Instruction A: Rewrite the records as a numbered list with blank lines left out, starting with the first line of the records and going on through the line that contains "video-player[interactable]: BREAKING NEWS".

Selected text:
***

China: Iwncomm v Apple - points to note in SEP licensing negotiation

The Supreme People's Court IP tribunal ("SPC") recently published a list of 100 cases in celebration of its 5th year anniversary, which included several FRAND judgments. One of which, under the illustrative category of "Strengthening IP Protection”, is the SPC judgment issued in favour of Iwncomm against Apple on 30 December 2022. Iwncomm is the owner of a number of patents declared essential to WAPI, which is a compulsory Chinese national standard for wireless LAN. The SPC judgment was only published recently.

In this article we take a look at the SPC’s judgment and how it may impact on future licensing negotiations for SEPs (Standard Essential Patents) in China. 

Case background

In 2010, the implementer reached a licence agreement with the patentee for a portfolio of 51 patents and patent applications, including the asserted Chinese patent ZL 02139508.X in the lawsuit. The licence term is from 2010 to 2028. However, only the lump sums payable in respect of sales from 2010 to 2014 are stipulated in the agreement. The royalty payable in respect of sales from 2015 and beyond are subject to further negotiations under the agreement. The licence has a dispute resolution clause submitting all disputes arising from the contract to HKIAC arbitration. 

The parties started to negotiate the 2015+ royalties from November 2014 onwards. The implementer raised a number of questions regarding the value of the patents and whether the royalty sought was justified. On 11 April 2016, the patentee brought the present lawsuit. 

In March 2018, the implementer brought an arbitration in Hong Kong. The arbitral tribunal reached a decision on 7 April 2021. The Shaanxi High People's Court reached the first instance judgment on 30 December 2021, and the SPC issued the appeal judgment on 30 December 2022. Meanwhile, the patent expired on 6 November 2022.

***

Records supplied:
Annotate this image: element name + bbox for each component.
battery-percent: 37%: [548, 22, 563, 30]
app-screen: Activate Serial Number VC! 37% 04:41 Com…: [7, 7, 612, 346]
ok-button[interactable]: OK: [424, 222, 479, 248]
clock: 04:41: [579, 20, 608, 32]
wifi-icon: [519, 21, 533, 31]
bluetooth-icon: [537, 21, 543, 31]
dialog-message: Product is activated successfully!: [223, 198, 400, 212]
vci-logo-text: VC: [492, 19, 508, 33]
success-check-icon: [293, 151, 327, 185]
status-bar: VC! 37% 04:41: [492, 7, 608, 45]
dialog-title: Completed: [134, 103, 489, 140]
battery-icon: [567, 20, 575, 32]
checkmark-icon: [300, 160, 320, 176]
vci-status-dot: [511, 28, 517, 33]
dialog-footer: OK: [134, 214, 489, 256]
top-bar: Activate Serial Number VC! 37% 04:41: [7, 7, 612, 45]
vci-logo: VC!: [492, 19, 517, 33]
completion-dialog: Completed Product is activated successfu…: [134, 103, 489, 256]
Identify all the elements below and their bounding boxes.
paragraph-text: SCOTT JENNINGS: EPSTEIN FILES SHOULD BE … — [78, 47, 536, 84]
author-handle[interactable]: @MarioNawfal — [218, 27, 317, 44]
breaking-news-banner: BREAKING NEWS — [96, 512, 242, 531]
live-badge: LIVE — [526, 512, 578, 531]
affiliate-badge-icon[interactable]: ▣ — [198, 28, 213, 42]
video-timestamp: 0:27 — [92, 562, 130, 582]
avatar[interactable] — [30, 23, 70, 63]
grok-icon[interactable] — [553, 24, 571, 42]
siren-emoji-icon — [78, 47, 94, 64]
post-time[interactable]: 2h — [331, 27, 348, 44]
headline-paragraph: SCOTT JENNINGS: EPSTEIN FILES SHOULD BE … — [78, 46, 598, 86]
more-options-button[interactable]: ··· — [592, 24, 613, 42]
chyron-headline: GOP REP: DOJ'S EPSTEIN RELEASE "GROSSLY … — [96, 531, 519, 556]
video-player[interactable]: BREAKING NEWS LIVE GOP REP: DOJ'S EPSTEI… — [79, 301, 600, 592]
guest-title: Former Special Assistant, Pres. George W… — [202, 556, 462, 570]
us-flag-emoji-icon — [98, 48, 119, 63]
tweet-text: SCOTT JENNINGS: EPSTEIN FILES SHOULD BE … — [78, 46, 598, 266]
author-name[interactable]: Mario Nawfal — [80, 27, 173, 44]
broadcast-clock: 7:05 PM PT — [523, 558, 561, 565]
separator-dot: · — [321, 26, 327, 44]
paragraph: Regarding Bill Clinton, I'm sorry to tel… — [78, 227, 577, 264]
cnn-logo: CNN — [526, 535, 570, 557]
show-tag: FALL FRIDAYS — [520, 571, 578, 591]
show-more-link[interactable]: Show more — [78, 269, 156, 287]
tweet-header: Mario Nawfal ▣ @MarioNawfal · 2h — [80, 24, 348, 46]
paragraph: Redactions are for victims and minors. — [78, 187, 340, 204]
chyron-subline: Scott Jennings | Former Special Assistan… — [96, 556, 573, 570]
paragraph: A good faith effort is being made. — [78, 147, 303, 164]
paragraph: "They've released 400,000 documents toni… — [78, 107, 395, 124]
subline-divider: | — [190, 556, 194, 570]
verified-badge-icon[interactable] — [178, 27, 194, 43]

***

Instruction B: In the Iwncomm v Apple article, change "wireless LAN" to "WLAN" and give the passage again, starting with "The Supreme People's" and going on through "only published recently.".

Correct result A:
1. Annotate this image: element name + bbox for each component.
2. battery-percent: 37%: [548, 22, 563, 30]
3. app-screen: Activate Serial Number VC! 37% 04:41 Com…: [7, 7, 612, 346]
4. ok-button[interactable]: OK: [424, 222, 479, 248]
5. clock: 04:41: [579, 20, 608, 32]
6. wifi-icon: [519, 21, 533, 31]
7. bluetooth-icon: [537, 21, 543, 31]
8. dialog-message: Product is activated successfully!: [223, 198, 400, 212]
9. vci-logo-text: VC: [492, 19, 508, 33]
10. success-check-icon: [293, 151, 327, 185]
11. status-bar: VC! 37% 04:41: [492, 7, 608, 45]
12. dialog-title: Completed: [134, 103, 489, 140]
13. battery-icon: [567, 20, 575, 32]
14. checkmark-icon: [300, 160, 320, 176]
15. vci-status-dot: [511, 28, 517, 33]
16. dialog-footer: OK: [134, 214, 489, 256]
17. top-bar: Activate Serial Number VC! 37% 04:41: [7, 7, 612, 45]
18. vci-logo: VC!: [492, 19, 517, 33]
19. completion-dialog: Completed Product is activated successfu…: [134, 103, 489, 256]
20. Identify all the elements below and their bounding boxes.
21. paragraph-text: SCOTT JENNINGS: EPSTEIN FILES SHOULD BE … — [78, 47, 536, 84]
22. author-handle[interactable]: @MarioNawfal — [218, 27, 317, 44]
23. breaking-news-banner: BREAKING NEWS — [96, 512, 242, 531]
24. live-badge: LIVE — [526, 512, 578, 531]
25. affiliate-badge-icon[interactable]: ▣ — [198, 28, 213, 42]
26. video-timestamp: 0:27 — [92, 562, 130, 582]
27. avatar[interactable] — [30, 23, 70, 63]
28. grok-icon[interactable] — [553, 24, 571, 42]
29. siren-emoji-icon — [78, 47, 94, 64]
30. post-time[interactable]: 2h — [331, 27, 348, 44]
31. headline-paragraph: SCOTT JENNINGS: EPSTEIN FILES SHOULD BE … — [78, 46, 598, 86]
32. more-options-button[interactable]: ··· — [592, 24, 613, 42]
33. chyron-headline: GOP REP: DOJ'S EPSTEIN RELEASE "GROSSLY … — [96, 531, 519, 556]
34. video-player[interactable]: BREAKING NEWS LIVE GOP REP: DOJ'S EPSTEI… — [79, 301, 600, 592]

Correct result B:
The Supreme People's Court IP tribunal ("SPC") recently published a list of 100 cases in celebration of its 5th year anniversary, which included several FRAND judgments. One of which, under the illustrative category of "Strengthening IP Protection”, is the SPC judgment issued in favour of Iwncomm against Apple on 30 December 2022. Iwncomm is the owner of a number of patents declared essential to WAPI, which is a compulsory Chinese national standard for WLAN. The SPC judgment was only published recently.